DIRECTIONS. Identify and reproduce every line holding the string "normal".

STORED DATA.
::::
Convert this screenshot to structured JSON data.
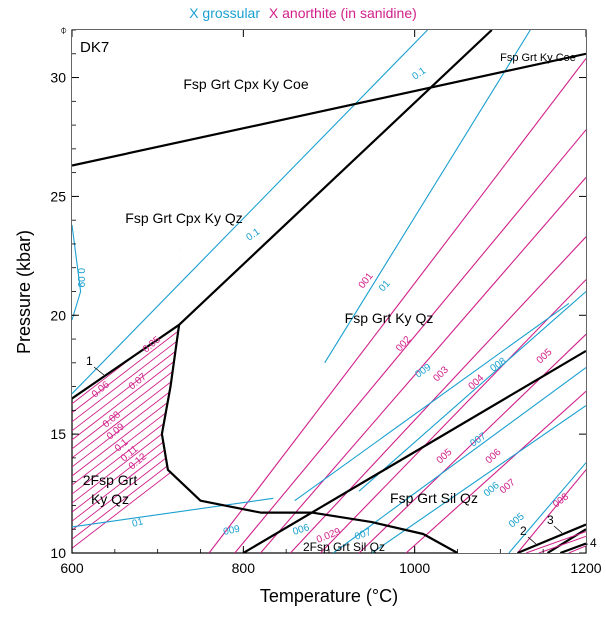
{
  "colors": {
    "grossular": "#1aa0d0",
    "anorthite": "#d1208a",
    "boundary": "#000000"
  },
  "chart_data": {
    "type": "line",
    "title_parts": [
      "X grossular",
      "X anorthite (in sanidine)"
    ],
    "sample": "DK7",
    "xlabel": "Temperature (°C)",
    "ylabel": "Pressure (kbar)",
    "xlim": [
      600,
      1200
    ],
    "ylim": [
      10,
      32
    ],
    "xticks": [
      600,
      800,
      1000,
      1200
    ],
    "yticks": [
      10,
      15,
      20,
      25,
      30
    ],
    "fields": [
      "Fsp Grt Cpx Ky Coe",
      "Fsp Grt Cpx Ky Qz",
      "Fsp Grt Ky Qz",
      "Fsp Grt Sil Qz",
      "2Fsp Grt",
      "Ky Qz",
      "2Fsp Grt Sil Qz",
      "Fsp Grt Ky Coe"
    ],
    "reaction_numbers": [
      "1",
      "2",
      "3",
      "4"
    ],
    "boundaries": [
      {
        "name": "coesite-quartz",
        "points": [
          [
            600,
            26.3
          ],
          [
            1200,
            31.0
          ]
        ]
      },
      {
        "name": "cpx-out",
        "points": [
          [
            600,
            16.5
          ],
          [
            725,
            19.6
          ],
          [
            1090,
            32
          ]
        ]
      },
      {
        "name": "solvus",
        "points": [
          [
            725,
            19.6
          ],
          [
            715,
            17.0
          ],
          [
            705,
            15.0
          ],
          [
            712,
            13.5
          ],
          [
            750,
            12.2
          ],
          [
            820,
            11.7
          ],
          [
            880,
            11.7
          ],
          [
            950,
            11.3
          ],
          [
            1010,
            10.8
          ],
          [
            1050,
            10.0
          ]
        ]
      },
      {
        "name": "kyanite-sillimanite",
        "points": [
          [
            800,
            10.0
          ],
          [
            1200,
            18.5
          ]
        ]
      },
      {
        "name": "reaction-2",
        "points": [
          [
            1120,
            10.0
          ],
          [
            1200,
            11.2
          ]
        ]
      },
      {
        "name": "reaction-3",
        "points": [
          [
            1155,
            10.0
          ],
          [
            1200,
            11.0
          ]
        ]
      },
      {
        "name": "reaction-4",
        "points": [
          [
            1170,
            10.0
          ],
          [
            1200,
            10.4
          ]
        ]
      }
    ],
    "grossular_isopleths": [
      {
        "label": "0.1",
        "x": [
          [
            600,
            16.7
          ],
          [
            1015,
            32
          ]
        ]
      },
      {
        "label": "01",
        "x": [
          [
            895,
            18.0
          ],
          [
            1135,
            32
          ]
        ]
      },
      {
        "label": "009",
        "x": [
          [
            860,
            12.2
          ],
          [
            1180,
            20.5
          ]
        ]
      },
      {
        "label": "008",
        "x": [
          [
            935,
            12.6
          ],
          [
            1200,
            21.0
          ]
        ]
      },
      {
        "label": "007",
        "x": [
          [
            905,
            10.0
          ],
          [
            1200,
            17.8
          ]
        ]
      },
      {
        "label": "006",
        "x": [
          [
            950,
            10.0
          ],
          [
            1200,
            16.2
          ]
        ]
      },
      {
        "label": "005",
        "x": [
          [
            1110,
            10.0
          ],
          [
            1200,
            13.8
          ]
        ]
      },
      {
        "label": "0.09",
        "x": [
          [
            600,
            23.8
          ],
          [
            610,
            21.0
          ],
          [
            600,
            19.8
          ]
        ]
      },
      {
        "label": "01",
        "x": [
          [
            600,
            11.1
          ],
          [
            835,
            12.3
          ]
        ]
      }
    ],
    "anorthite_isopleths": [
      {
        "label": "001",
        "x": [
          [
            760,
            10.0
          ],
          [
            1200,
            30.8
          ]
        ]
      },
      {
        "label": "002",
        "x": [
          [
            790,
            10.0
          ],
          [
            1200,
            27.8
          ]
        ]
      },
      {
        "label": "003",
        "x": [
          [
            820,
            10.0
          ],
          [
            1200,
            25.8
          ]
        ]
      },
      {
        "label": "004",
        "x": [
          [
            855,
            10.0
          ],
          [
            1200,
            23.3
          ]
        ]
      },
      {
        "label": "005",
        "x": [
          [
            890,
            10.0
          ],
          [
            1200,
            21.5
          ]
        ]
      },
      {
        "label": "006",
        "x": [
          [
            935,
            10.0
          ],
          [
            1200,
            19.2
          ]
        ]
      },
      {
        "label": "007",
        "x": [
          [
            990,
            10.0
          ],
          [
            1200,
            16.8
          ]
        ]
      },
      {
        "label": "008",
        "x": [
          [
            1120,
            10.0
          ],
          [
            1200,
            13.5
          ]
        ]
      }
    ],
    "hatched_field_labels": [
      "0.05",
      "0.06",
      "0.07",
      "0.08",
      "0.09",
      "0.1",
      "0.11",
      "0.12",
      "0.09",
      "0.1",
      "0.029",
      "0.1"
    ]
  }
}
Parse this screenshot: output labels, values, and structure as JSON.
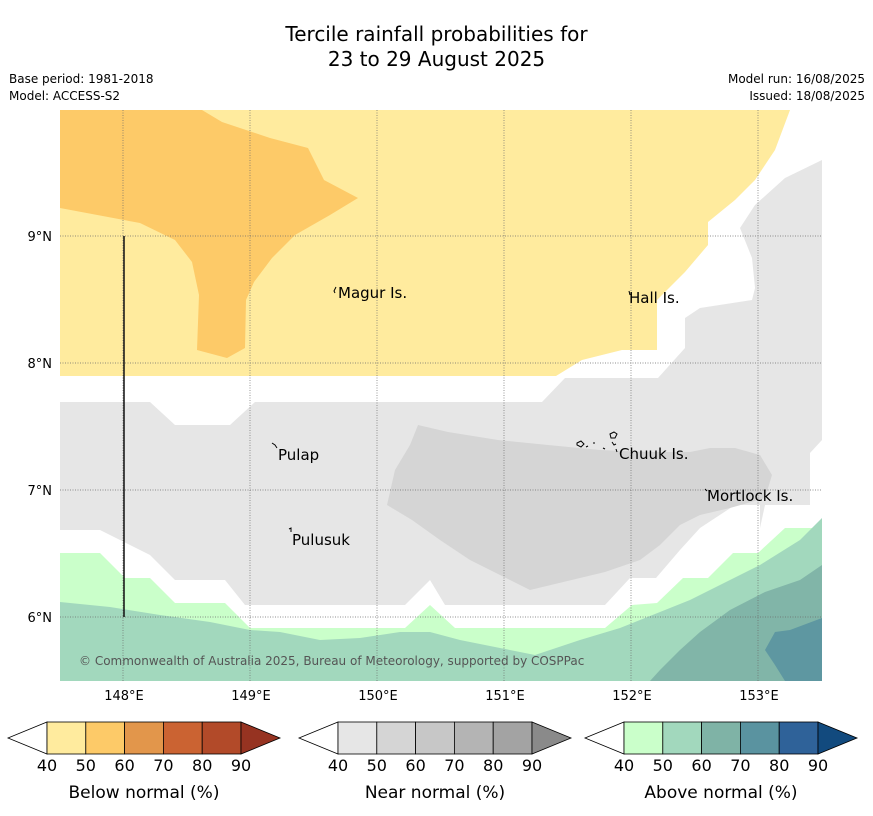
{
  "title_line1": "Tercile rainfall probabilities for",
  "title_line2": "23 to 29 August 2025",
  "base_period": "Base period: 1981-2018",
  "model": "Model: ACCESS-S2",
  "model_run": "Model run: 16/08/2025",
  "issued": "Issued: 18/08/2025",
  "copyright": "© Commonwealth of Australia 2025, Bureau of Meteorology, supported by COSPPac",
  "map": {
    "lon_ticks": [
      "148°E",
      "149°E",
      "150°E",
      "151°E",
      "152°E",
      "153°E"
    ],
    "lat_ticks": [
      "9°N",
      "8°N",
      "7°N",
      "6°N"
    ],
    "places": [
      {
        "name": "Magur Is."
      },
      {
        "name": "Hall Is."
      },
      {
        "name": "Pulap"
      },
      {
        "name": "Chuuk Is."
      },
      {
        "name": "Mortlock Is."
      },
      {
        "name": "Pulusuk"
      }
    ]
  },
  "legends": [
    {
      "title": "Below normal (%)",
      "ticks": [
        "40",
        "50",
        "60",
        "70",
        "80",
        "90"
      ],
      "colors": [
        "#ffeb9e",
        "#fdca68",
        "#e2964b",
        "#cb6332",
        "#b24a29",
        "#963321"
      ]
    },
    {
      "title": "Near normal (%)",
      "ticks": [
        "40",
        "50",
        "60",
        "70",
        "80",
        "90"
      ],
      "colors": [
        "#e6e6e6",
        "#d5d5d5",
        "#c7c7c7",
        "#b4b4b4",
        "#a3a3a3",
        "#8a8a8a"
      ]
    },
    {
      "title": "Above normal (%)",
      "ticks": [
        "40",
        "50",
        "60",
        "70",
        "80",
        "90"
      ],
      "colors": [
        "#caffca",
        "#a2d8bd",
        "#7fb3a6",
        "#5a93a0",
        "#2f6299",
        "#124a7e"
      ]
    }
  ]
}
::::
THE COMPLETED TASK.
      "title": "Below normal (%)",
      "title": "Near normal (%)",
      "title": "Above normal (%)",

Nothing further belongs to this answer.